- _Goal of the exercise_
Please set out the records between the line containing "Give me the" and the line containing "turnover-point [344,223,355,234]", inclusive, as a Markdown table with the columns Row and Line, numbering each row and skipping blank lines. Leave the pictures out of your answer.

- _Data supplied_
** START **

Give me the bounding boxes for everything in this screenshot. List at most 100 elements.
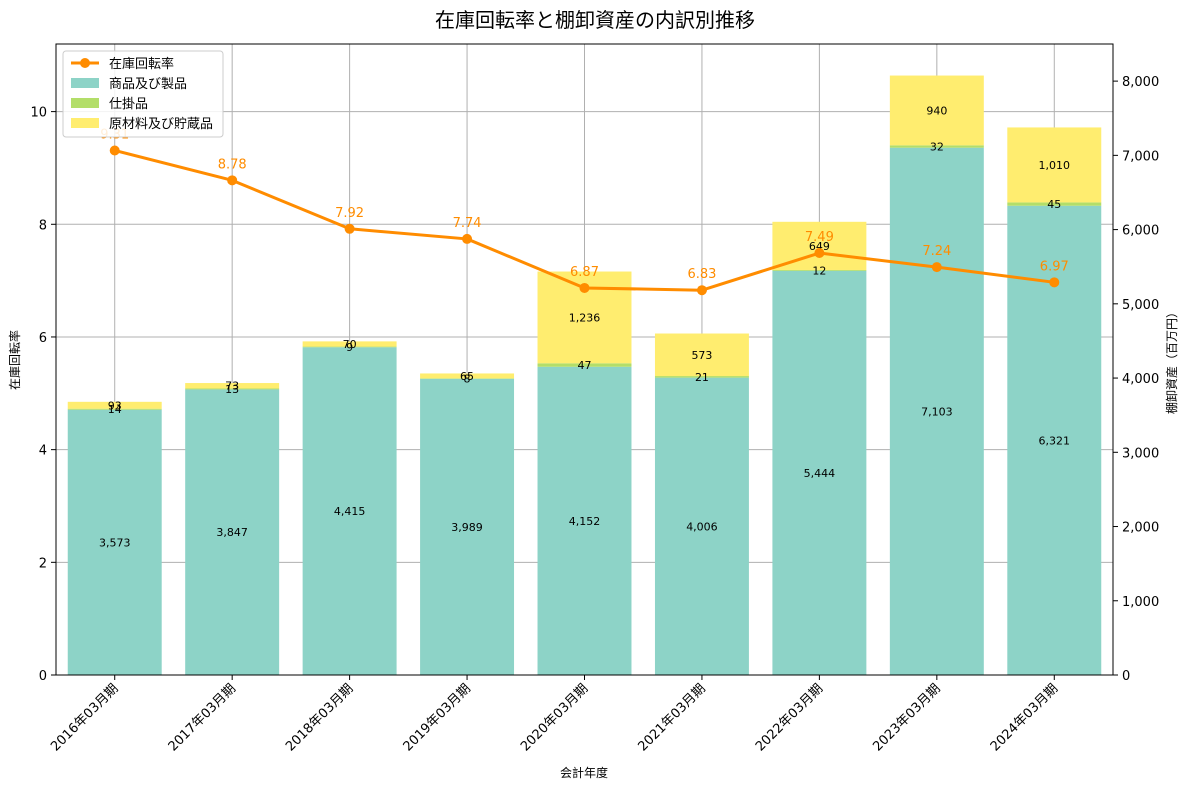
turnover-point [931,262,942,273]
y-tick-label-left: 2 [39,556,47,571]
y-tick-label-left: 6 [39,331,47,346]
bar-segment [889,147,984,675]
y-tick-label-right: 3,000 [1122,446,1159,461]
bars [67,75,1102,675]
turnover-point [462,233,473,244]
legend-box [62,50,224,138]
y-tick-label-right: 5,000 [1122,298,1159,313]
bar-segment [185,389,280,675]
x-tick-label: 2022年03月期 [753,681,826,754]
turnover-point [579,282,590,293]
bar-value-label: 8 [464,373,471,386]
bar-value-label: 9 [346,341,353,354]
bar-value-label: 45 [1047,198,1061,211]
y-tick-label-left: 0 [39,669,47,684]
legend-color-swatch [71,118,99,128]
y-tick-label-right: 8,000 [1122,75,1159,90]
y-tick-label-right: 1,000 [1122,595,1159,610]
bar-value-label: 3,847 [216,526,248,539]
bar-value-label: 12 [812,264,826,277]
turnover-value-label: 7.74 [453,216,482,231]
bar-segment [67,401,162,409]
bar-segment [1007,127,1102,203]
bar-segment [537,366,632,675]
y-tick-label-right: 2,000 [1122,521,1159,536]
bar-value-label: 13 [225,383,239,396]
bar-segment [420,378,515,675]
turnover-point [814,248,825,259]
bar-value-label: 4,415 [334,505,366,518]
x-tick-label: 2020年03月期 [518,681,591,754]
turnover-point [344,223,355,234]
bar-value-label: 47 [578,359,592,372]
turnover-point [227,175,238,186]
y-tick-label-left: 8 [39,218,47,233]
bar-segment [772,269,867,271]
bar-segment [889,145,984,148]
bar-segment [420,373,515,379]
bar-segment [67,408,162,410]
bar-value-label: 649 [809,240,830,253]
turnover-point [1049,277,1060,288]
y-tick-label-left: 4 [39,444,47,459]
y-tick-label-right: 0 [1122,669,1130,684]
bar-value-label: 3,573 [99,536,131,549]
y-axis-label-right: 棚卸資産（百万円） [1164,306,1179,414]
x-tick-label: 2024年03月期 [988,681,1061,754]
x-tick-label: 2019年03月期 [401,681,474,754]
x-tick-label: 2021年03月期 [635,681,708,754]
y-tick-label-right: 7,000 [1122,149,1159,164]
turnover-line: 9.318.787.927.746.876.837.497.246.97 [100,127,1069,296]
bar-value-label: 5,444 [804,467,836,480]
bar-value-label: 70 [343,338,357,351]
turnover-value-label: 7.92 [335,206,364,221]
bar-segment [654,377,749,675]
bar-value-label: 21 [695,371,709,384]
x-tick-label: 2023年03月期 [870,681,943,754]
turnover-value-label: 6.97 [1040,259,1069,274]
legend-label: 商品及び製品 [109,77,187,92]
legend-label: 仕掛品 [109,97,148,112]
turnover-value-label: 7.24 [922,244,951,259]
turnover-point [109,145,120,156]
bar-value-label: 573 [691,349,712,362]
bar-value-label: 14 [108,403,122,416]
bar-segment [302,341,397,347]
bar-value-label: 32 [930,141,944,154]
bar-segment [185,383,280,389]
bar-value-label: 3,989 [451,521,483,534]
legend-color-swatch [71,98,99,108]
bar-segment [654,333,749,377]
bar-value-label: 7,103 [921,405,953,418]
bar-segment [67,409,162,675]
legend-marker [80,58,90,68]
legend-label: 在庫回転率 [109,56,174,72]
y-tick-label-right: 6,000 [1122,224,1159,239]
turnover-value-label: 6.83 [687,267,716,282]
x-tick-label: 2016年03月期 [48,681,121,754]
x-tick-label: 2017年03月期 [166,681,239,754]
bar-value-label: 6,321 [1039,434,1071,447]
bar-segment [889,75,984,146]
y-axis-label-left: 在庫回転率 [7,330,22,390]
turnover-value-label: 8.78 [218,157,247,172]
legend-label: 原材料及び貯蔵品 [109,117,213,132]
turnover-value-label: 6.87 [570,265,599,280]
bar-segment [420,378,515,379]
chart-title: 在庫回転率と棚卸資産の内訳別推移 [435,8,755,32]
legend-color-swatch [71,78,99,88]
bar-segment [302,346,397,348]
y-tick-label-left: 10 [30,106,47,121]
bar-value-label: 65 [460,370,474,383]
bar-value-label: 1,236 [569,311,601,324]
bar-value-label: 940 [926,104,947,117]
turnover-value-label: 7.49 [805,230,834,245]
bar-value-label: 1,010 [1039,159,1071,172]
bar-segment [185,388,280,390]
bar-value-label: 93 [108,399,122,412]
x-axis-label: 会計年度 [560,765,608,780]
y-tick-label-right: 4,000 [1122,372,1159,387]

** END **
** START **

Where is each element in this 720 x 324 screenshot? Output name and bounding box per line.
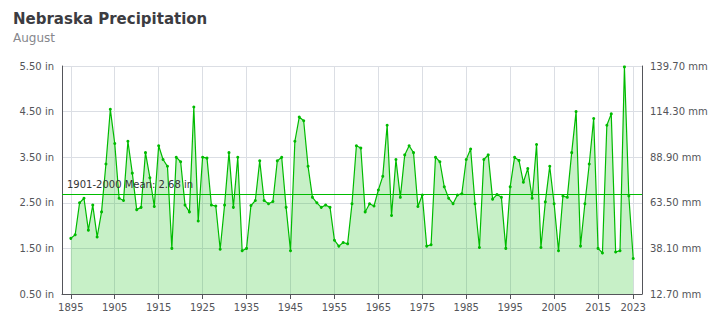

** END **

- _Answer to this task_
| Row | Line |
|---|---|
| 1 | Give me the bounding boxes for everything in this screenshot. List at most 100 elements. |
| 2 | turnover-point [931,262,942,273] |
| 3 | y-tick-label-left: 2 [39,556,47,571] |
| 4 | y-tick-label-left: 6 [39,331,47,346] |
| 5 | bar-segment [889,147,984,675] |
| 6 | y-tick-label-right: 3,000 [1122,446,1159,461] |
| 7 | bars [67,75,1102,675] |
| 8 | turnover-point [462,233,473,244] |
| 9 | legend-box [62,50,224,138] |
| 10 | y-tick-label-right: 5,000 [1122,298,1159,313] |
| 11 | bar-segment [185,389,280,675] |
| 12 | x-tick-label: 2022年03月期 [753,681,826,754] |
| 13 | turnover-point [579,282,590,293] |
| 14 | bar-value-label: 8 [464,373,471,386] |
| 15 | bar-value-label: 9 [346,341,353,354] |
| 16 | bar-value-label: 45 [1047,198,1061,211] |
| 17 | y-tick-label-left: 0 [39,669,47,684] |
| 18 | legend-color-swatch [71,118,99,128] |
| 19 | y-tick-label-right: 8,000 [1122,75,1159,90] |
| 20 | y-tick-label-right: 1,000 [1122,595,1159,610] |
| 21 | bar-value-label: 3,847 [216,526,248,539] |
| 22 | bar-value-label: 12 [812,264,826,277] |
| 23 | turnover-value-label: 7.74 [453,216,482,231] |
| 24 | bar-segment [67,401,162,409] |
| 25 | bar-segment [1007,127,1102,203] |
| 26 | bar-segment [537,366,632,675] |
| 27 | y-tick-label-right: 2,000 [1122,521,1159,536] |
| 28 | bar-value-label: 13 [225,383,239,396] |
| 29 | bar-segment [420,378,515,675] |
| 30 | turnover-point [814,248,825,259] |
| 31 | bar-value-label: 4,415 [334,505,366,518] |
| 32 | x-tick-label: 2020年03月期 [518,681,591,754] |
| 33 | turnover-point [344,223,355,234] |